--- BEGIN DATASET RECORDS ---
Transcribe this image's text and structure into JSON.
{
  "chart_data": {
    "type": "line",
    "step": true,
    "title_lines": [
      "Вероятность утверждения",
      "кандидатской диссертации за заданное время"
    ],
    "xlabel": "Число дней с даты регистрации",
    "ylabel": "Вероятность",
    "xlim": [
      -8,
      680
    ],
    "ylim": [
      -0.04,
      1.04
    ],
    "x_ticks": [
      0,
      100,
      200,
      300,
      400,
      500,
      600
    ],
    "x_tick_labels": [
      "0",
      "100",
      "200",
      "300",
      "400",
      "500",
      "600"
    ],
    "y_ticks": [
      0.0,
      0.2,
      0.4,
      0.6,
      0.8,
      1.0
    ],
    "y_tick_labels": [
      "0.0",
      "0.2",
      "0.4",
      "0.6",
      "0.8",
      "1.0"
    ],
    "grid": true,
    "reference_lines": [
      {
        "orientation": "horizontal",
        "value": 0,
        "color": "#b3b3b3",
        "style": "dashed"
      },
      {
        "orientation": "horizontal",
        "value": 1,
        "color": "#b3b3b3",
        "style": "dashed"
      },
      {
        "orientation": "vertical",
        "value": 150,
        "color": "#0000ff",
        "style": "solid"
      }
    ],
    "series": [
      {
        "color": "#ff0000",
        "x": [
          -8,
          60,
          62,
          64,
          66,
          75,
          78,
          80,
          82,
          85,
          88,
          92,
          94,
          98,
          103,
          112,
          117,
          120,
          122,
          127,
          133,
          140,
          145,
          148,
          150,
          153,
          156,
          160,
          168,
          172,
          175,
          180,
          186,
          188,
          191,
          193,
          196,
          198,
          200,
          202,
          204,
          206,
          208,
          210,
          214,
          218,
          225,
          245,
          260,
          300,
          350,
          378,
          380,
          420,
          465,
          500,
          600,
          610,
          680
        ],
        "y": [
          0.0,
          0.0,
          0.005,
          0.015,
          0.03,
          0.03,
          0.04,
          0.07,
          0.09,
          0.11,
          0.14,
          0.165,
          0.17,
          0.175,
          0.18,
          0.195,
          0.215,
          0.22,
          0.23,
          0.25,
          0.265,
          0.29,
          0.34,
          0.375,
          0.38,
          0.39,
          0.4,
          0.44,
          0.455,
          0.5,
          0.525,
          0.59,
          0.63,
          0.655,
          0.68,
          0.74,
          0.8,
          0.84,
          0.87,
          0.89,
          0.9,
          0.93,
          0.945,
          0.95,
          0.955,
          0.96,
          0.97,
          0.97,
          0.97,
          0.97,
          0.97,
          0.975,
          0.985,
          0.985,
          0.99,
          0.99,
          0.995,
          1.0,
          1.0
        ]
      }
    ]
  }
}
--- END DATASET RECORDS ---
:: PROBLEM ::
Copy out every line of the data that includes "color".

:: ANSWER IN FULL ::
        "color": "#b3b3b3",
        "color": "#b3b3b3",
        "color": "#0000ff",
        "color": "#ff0000",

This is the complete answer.